[Data entries]
[Start]

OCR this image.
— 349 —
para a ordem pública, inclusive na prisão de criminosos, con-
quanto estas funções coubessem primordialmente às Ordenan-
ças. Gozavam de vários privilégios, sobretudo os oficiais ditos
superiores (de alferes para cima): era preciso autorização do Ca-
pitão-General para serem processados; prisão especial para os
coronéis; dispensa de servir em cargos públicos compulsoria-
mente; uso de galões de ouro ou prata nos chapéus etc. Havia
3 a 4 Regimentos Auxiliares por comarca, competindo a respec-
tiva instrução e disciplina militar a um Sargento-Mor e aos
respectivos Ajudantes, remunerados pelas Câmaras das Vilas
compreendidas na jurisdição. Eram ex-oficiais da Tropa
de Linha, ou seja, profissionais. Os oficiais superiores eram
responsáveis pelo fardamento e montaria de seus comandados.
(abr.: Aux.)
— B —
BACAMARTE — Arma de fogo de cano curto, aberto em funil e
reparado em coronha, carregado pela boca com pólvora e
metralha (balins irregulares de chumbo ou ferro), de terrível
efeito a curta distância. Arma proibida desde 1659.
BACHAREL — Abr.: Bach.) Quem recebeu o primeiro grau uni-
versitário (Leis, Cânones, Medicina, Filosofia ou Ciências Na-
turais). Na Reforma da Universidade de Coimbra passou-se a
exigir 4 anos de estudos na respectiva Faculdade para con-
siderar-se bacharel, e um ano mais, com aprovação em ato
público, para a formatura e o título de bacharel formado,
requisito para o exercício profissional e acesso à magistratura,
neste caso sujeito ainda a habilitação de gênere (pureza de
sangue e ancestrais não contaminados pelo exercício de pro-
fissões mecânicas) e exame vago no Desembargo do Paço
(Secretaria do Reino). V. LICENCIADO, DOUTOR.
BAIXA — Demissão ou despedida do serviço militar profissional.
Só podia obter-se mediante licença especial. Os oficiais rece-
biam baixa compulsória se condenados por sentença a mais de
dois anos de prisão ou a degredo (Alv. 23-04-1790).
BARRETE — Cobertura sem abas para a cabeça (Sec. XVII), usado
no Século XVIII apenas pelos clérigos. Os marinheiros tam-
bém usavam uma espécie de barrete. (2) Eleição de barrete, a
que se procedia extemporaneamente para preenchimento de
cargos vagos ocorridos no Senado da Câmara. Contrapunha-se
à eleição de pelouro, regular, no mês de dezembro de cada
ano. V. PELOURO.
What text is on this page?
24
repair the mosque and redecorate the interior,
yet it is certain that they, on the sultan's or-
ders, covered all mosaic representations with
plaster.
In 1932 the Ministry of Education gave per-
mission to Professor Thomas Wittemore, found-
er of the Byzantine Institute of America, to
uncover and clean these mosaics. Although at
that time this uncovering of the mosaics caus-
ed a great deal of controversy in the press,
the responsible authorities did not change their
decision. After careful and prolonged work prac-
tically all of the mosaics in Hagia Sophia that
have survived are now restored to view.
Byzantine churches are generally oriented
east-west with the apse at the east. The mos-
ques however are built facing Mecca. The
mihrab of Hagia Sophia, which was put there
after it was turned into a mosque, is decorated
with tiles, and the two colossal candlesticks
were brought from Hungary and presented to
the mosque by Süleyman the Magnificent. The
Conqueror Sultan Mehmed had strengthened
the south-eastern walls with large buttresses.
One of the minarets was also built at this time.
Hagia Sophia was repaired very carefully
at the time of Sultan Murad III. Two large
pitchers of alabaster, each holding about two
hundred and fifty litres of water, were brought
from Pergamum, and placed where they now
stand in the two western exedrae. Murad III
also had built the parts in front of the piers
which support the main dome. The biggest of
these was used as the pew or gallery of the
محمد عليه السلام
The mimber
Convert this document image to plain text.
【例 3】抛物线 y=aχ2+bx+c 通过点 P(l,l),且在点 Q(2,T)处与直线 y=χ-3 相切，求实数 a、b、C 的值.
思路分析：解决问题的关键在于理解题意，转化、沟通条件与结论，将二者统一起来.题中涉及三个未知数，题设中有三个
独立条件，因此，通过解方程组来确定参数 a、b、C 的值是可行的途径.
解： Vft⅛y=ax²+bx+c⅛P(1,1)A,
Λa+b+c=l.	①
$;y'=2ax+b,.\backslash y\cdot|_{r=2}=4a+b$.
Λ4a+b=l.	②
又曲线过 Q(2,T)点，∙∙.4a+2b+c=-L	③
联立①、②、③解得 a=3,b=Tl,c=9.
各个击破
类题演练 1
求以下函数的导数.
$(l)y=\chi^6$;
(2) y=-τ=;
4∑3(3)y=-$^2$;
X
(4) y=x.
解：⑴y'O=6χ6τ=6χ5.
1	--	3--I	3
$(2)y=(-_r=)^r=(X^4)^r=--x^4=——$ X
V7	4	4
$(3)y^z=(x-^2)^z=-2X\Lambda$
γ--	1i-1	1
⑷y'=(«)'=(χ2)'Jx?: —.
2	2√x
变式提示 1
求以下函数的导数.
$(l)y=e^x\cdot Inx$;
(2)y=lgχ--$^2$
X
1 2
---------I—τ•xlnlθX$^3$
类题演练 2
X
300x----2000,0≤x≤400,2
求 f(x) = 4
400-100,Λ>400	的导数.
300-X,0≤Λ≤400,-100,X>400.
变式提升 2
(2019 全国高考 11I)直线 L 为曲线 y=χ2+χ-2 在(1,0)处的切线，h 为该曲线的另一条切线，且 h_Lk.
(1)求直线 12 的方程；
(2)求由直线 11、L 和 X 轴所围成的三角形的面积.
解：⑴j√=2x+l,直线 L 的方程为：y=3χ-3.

[End]

## Given task
Above are the records. Copy every line in them holding "oficiais".

## Problem solution
ças. Gozavam de vários privilégios, sobretudo os oficiais ditos
compreendidas na jurisdição. Eram ex-oficiais da Tropa
de Linha, ou seja, profissionais. Os oficiais superiores eram
Só podia obter-se mediante licença especial. Os oficiais rece-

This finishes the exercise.